┌─ Bagian Teks

Hal-Hal Yang Tidak
Membatalkan Puasa
1. Makan dan minum karena lupa, keliru (maksudnya, mengira sudah waktunya
buka ternyata belum) atau terpaksa. Tidak wajib mengqodho’-nya ataupun membayar
kafarat, sebagaimana sabda NabiShalallahu ‘Alaihi Wasallam
”Barangsiapa yang lupa sedangkan ia berpuasa, lalu ia makan dan minum,
maka hendaklah ia menyempurnakan puasanya. Sesungguhnya Allah telah memberinya
makan dan minum.” (Muttafaq ’alayhi).
Dan sabda beliau, ”Sesungguhnya Allah mengangkat (beban taklif) dari
umatku (dengan sebab) kekeliruan, lupa dan keterpaksaan.” (Shahih, HR
Thabrani).
2. Muntah tanpa disengaja, sebagaimana sabda Nabi Shalallahu ‘Alaihi Wasallam,
”Barangsiapa yang mengalami muntah sedangkan ia dalam keadaan puasa maka
tidak wajib atasnya mengqodho’.” (Shahih, HR Hakim).
3. Mencium isteri, baik untuk orang yang telah tua maupun pemuda selama
tidak sampai menyebabkan terjadinya jima’.

└─
┌─ Entri yang Ditampilkan

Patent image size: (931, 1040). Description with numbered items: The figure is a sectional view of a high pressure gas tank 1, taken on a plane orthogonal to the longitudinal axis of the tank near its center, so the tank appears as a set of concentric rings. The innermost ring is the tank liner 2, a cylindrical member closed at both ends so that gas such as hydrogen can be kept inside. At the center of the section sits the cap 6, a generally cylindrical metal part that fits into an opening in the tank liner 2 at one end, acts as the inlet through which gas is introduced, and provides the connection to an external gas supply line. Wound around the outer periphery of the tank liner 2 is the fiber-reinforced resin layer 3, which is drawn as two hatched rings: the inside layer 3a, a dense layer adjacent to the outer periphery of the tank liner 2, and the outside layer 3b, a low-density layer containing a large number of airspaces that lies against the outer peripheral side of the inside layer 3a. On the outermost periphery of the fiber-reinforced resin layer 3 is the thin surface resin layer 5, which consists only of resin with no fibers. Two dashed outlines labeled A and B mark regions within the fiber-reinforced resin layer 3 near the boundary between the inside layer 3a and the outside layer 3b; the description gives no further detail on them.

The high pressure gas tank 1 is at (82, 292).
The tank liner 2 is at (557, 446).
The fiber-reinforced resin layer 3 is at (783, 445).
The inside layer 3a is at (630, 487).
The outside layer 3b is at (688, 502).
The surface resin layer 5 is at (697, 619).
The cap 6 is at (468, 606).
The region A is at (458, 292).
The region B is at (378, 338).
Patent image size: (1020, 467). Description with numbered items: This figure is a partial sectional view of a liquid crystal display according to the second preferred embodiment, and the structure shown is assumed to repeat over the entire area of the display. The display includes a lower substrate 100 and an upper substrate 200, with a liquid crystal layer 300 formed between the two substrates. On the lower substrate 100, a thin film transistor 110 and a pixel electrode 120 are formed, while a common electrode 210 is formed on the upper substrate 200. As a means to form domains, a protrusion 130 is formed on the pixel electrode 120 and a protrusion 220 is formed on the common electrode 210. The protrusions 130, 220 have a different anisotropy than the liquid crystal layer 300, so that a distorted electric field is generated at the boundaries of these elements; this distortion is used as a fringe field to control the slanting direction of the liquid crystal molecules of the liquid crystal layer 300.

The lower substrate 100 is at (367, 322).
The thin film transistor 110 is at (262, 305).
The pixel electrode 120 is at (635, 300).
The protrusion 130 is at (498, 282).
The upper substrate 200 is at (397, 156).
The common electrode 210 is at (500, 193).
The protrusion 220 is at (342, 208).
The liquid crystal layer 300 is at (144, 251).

└─

-- Daftar Tugas --
a. Temukan setiap baris dalam entri yang mengandung kata "tank", lalu salin baris-baris tersebut.
b. Sambung teks tentang hal-hal yang tidak membatalkan puasa, mulai dari kalimat sesudah kalimat terakhirnya.
Entri-entri ini sama sekali tidak berhubungan dengan teks tentang hal-hal yang tidak membatalkan puasa.

-- Hasil Tiap Tugas --
a.
Patent image size: (931, 1040). Description with numbered items: The figure is a sectional view of a high pressure gas tank 1, taken on a plane orthogonal to the longitudinal axis of the tank near its center, so the tank appears as a set of concentric rings. The innermost ring is the tank liner 2, a cylindrical member closed at both ends so that gas such as hydrogen can be kept inside. At the center of the section sits the cap 6, a generally cylindrical metal part that fits into an opening in the tank liner 2 at one end, acts as the inlet through which gas is introduced, and provides the connection to an external gas supply line. Wound around the outer periphery of the tank liner 2 is the fiber-reinforced resin layer 3, which is drawn as two hatched rings: the inside layer 3a, a dense layer adjacent to the outer periphery of the tank liner 2, and the outside layer 3b, a low-density layer containing a large number of airspaces that lies against the outer peripheral side of the inside layer 3a. On the outermost periphery of the fiber-reinforced resin layer 3 is the thin surface resin layer 5, which consists only of resin with no fibers. Two dashed outlines labeled A and B mark regions within the fiber-reinforced resin layer 3 near the boundary between the inside layer 3a and the outside layer 3b; the description gives no further detail on them.
The high pressure gas tank 1 is at (82, 292).
The tank liner 2 is at (557, 446).

b.
Dari ’Aisyah Radhiyallahu Anha beliau berkata, ”Rasulullah pernah
menciumi (isteri-isteri beliau) sedangkan beliau dalam keadaan berpuasa, beliau
juga pernah bermesraan sedangkan beliau dalam keadaan berpuasa. Namun beliau
adalah orang yang paling mampu menahan hasratnya,” (muttafaq ’alayhi).
4. Mimpi basah di siang hari walaupun keluar air mani.
5. Keluarnya air mani tanpa sengaja seperti orang yang sedang berkhayal
lalu keluar (air mani).
6. Mengakhirkan mandi janabat, haidh atau nifas dari malam hari hingga
terbitnya fajar. Namun yang wajib adalah menyegerakannya untuk menunaikan
shalat.
7. Berkumur dan istinsyaq (menghirup air ke dalam rongga hidung) secara
tidak berlebihan, sebagaimana sabda Nabi Shalallahu ‘Alaihi Wasallam kepada Laqith bin Shabrah,
أَسْبِغْ الْوُضُوءَ
وَخَلِّلْ بَيْنَ الْأَصَابِعِ وَبَالِغْ فِي الِاسْتِنْشَاقِ إِلَّا أَنْ تَكُونَ
صَائِمًا
”Sempurnakan wudhu’ dan sela-selailah jari jemari serta hiruplah air
dengan kuat (istinsyaq) kecuali apabila engkau sedang berpuasa.” (Shahih,
HR ahlus sunan).
8. Menggunakan siwak kapan saja, dan yang semisal dengan siwak adalah sikat
gigi dan pasta gigi, dengan syarat selama tidak masuk ke dalam perut.
9. Mencicipi makanan dengan syarat selama tidak ada sedikitpun yang masuk
ke dalam perut.
10. Bercelak dan meneteskan obat mata ke dalam mata atau telinga walaupun
ia merasakan rasanya di tenggorokan.
11. Suntikan (injeksi) selain injeksi nutrisi dalam berbagai jenisnya.
Karena sesungguhnya, sekiranya injeksi tersebut sampai ke lambung, namun
sampainya tidak melalui jalur (pencernaan) yang lazim/biasa.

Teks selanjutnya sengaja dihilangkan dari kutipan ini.